[GOAL]
Pictures aside, write out every record exactly as it appears.

[GIVEN ENTRIES]
·····

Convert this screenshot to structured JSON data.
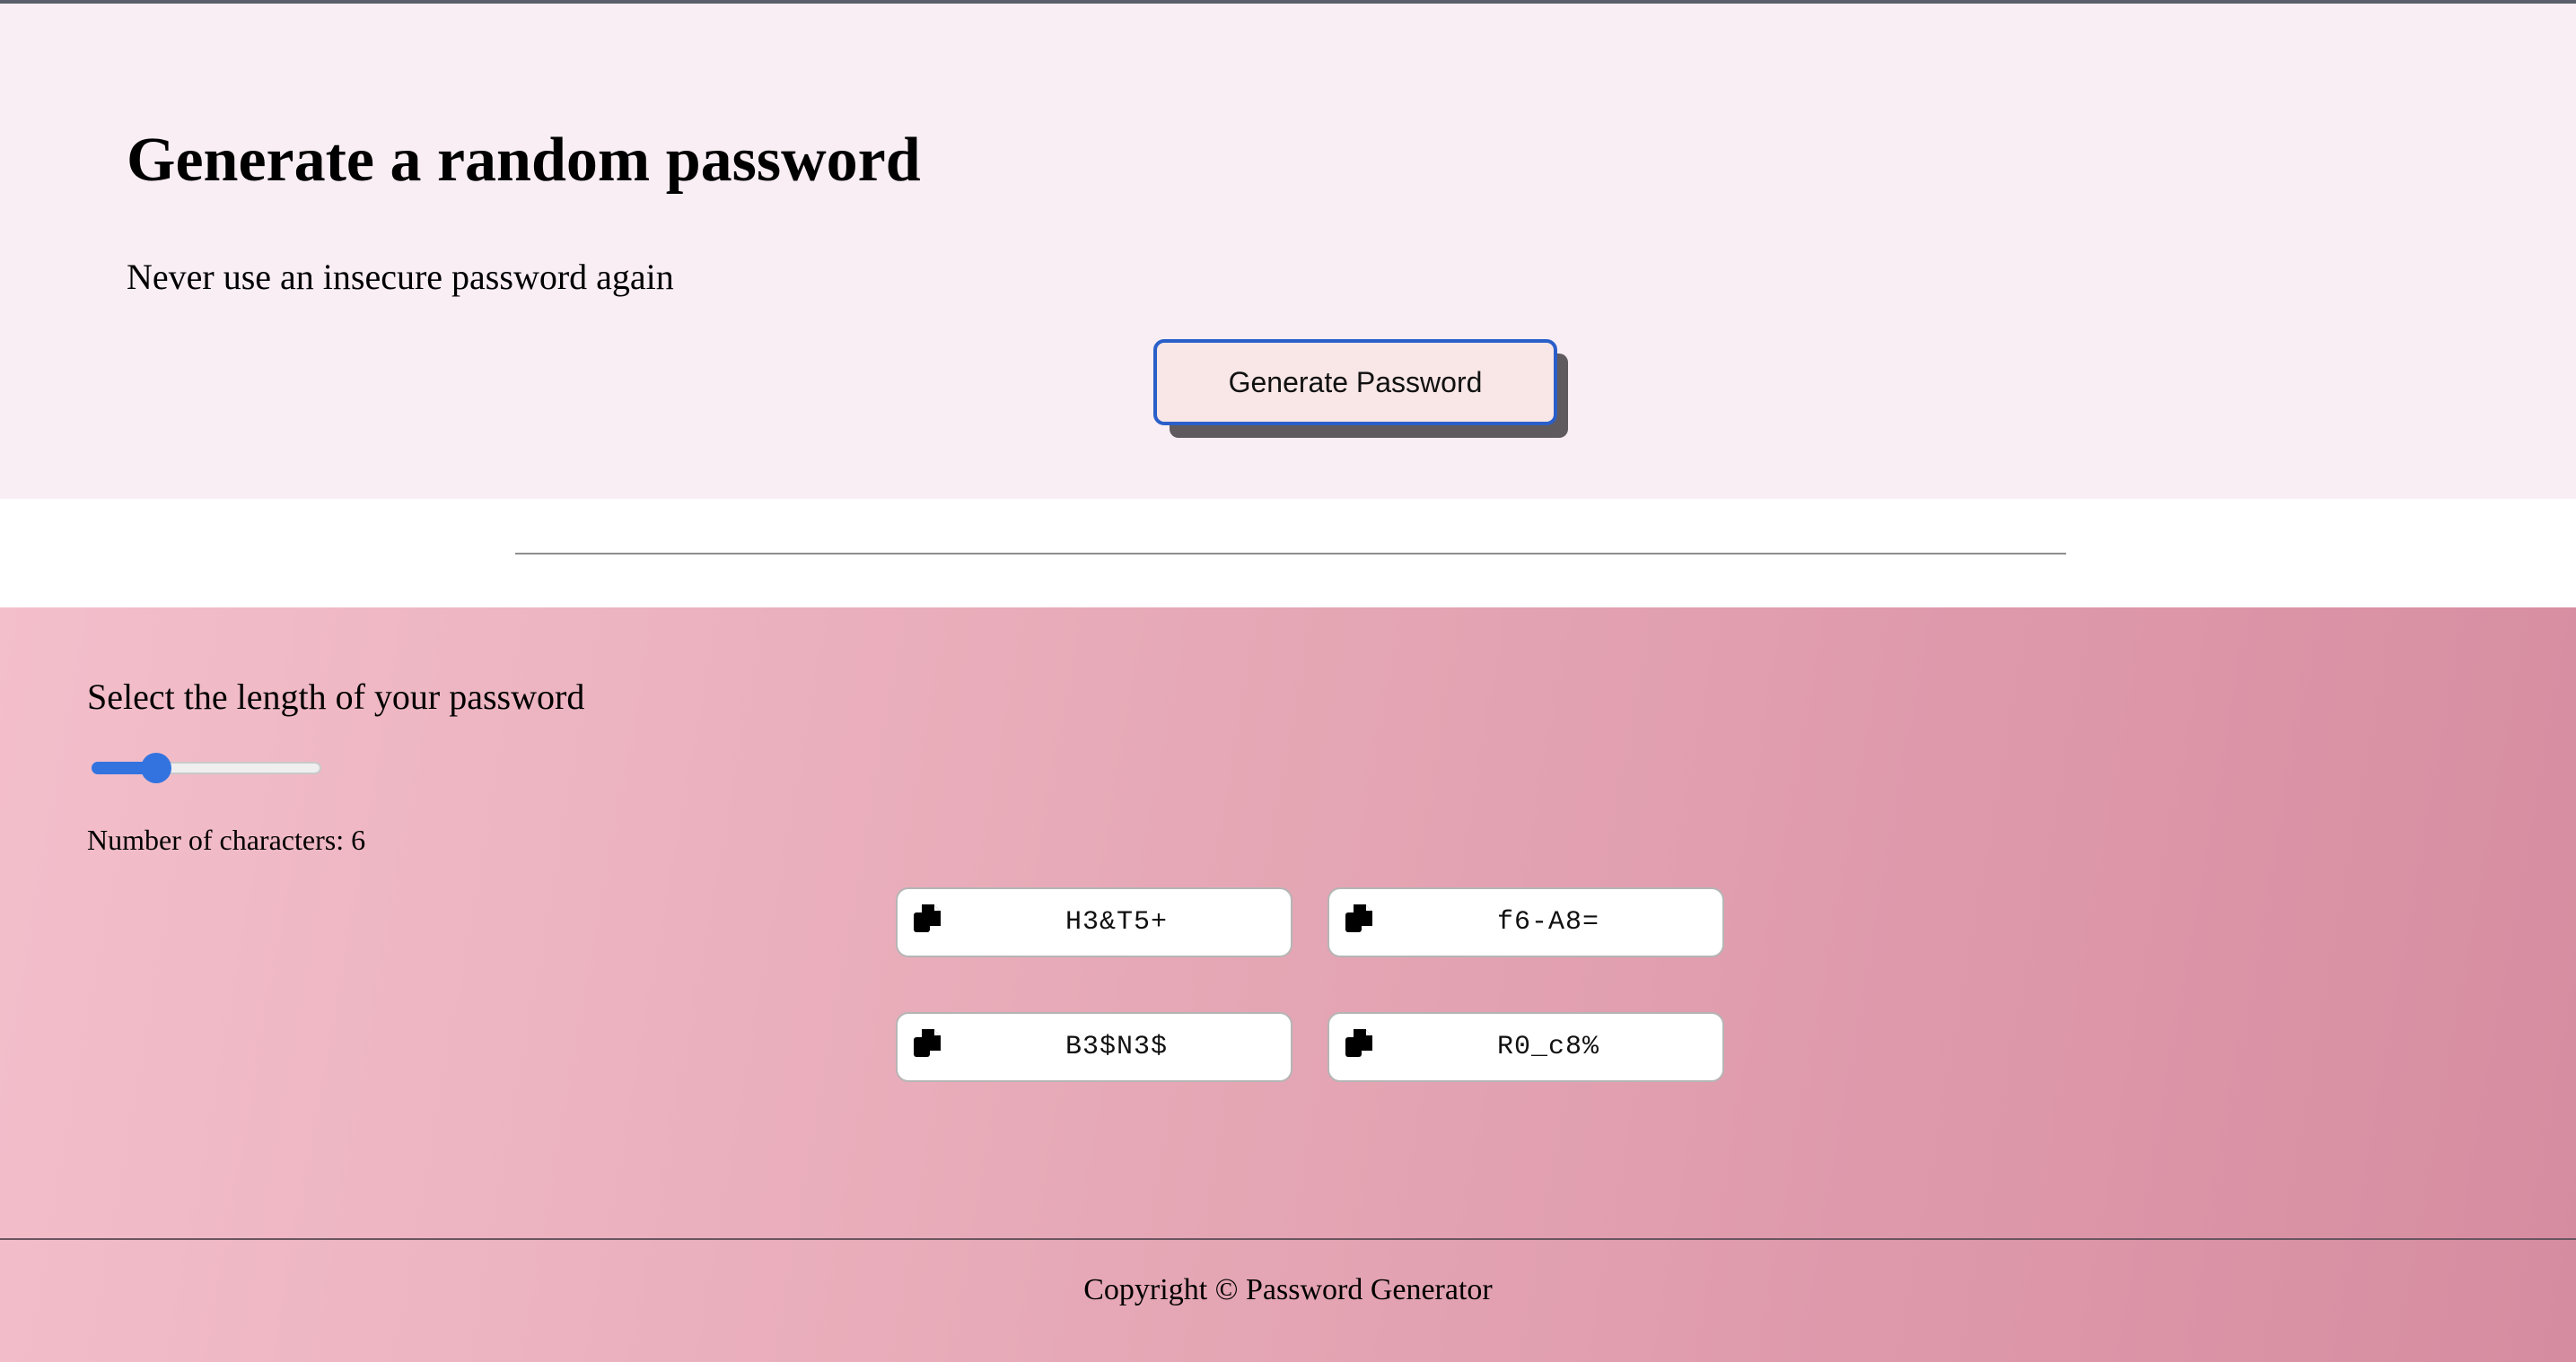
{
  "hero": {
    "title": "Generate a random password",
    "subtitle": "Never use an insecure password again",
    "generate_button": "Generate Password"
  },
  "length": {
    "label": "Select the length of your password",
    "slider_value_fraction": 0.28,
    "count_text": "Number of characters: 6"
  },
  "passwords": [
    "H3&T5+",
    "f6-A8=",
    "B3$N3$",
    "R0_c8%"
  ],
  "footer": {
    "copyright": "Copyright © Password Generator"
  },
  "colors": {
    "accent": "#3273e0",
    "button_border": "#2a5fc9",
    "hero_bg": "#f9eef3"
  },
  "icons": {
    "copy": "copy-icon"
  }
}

·····

[ANSWER BELOW]
Convert this screenshot to structured JSON data.
{
  "hero": {
    "title": "Generate a random password",
    "subtitle": "Never use an insecure password again",
    "generate_button": "Generate Password"
  },
  "length": {
    "label": "Select the length of your password",
    "slider_value_fraction": 0.28,
    "count_text": "Number of characters: 6"
  },
  "passwords": [
    "H3&T5+",
    "f6-A8=",
    "B3$N3$",
    "R0_c8%"
  ],
  "footer": {
    "copyright": "Copyright © Password Generator"
  },
  "colors": {
    "accent": "#3273e0",
    "button_border": "#2a5fc9",
    "hero_bg": "#f9eef3"
  },
  "icons": {
    "copy": "copy-icon"
  }
}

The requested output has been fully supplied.